Pick out all lines with the word "页面内容可控" from the records that follow.

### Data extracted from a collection
## begin
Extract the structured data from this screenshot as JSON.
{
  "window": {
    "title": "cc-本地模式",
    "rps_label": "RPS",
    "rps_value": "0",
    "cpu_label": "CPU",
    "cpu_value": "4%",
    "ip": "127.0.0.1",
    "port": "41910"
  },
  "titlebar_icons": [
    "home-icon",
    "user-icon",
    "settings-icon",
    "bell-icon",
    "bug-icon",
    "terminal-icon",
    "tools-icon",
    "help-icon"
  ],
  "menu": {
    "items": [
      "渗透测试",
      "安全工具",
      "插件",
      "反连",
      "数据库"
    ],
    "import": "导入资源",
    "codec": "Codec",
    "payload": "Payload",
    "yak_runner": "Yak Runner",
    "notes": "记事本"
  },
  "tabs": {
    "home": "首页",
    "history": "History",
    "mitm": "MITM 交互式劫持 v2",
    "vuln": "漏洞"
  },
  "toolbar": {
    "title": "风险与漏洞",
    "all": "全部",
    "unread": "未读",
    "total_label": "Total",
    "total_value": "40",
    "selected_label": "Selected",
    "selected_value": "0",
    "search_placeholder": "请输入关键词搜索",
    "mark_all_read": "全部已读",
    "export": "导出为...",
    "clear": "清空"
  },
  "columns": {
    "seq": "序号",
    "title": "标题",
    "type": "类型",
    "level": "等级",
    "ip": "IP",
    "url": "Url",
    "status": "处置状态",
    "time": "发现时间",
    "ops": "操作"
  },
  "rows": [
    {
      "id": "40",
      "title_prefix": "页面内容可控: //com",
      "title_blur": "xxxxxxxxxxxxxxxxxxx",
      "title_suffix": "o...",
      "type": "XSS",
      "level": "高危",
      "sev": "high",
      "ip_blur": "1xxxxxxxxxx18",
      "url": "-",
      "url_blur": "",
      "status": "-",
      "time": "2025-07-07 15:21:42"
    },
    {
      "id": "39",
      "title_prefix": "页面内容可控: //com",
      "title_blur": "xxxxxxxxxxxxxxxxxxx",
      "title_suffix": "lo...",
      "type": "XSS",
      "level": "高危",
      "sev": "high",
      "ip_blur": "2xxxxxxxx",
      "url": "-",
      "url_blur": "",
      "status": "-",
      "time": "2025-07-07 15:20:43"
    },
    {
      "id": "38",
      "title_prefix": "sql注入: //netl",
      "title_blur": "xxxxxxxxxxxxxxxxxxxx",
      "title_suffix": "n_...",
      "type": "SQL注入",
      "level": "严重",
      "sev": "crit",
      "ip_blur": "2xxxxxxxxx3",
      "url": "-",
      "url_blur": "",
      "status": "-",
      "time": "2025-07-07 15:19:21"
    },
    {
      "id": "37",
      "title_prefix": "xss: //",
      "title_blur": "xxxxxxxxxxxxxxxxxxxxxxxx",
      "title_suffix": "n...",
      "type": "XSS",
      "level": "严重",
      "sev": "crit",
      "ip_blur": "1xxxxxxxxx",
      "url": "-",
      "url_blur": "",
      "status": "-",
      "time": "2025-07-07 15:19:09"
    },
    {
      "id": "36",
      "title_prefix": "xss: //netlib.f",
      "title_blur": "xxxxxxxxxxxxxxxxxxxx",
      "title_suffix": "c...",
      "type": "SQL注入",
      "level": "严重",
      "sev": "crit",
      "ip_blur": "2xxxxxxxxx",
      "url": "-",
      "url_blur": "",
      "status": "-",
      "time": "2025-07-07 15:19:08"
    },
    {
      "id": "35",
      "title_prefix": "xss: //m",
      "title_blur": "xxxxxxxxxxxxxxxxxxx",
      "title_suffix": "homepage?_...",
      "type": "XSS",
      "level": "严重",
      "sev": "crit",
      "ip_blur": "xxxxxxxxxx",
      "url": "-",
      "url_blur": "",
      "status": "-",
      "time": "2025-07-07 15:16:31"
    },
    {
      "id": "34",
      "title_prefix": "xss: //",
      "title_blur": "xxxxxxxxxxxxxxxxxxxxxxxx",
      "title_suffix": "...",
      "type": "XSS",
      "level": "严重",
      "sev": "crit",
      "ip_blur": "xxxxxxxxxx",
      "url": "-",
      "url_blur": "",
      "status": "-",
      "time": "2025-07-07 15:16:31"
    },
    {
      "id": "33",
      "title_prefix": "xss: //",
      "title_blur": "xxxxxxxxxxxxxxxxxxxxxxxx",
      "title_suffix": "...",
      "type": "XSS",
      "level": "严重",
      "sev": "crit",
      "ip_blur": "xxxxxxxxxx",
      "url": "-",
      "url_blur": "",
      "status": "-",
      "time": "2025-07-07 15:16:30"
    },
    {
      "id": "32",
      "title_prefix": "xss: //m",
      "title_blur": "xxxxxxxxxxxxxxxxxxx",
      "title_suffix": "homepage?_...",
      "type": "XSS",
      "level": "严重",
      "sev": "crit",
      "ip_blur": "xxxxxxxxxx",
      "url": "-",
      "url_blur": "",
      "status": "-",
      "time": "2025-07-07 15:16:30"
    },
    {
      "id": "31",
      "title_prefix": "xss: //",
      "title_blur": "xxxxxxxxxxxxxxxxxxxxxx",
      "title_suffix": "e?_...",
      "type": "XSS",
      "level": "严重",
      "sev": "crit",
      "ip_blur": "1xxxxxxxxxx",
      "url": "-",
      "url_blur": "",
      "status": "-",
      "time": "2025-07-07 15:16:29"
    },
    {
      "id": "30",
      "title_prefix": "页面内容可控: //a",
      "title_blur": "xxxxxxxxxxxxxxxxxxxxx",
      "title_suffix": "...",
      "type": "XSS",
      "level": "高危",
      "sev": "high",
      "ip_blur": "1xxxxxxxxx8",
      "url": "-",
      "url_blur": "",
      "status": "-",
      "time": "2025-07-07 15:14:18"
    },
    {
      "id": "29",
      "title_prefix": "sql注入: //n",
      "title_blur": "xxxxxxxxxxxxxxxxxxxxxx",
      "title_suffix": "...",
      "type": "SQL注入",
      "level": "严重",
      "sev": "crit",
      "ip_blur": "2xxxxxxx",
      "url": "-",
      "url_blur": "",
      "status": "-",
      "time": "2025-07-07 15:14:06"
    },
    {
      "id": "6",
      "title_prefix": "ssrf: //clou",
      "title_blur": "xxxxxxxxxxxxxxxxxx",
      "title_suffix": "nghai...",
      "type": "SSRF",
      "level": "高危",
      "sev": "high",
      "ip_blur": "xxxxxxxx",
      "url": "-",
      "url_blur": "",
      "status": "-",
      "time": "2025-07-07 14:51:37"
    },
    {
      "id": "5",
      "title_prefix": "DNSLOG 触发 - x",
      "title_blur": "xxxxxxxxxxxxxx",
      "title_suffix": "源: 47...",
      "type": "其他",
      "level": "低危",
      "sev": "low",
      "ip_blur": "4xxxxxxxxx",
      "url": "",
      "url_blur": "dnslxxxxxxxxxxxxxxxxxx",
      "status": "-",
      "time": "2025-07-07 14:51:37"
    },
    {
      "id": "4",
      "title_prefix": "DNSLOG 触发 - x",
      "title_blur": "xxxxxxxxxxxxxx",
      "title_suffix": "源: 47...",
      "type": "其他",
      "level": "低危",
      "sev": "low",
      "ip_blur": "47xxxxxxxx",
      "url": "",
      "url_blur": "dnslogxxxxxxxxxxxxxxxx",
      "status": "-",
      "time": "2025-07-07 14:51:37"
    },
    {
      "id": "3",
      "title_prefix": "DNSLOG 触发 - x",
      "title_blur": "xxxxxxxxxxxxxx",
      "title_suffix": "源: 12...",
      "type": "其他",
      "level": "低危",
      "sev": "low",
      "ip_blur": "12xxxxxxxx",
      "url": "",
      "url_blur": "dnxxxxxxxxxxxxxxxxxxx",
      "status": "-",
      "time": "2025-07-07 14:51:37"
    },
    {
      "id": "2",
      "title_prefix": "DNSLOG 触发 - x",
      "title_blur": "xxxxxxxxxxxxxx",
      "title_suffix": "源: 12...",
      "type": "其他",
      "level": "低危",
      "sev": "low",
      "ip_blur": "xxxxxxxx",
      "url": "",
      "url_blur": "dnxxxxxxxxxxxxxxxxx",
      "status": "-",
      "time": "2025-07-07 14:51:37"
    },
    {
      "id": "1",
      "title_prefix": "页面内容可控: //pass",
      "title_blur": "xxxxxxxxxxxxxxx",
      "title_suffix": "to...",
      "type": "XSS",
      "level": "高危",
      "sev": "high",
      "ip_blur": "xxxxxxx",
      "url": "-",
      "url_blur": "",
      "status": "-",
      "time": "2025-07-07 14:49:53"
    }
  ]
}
## end
### FINISHED EXERCISE
      "title_prefix": "页面内容可控: //com",
      "title_prefix": "页面内容可控: //com",
      "title_prefix": "页面内容可控: //a",
      "title_prefix": "页面内容可控: //pass",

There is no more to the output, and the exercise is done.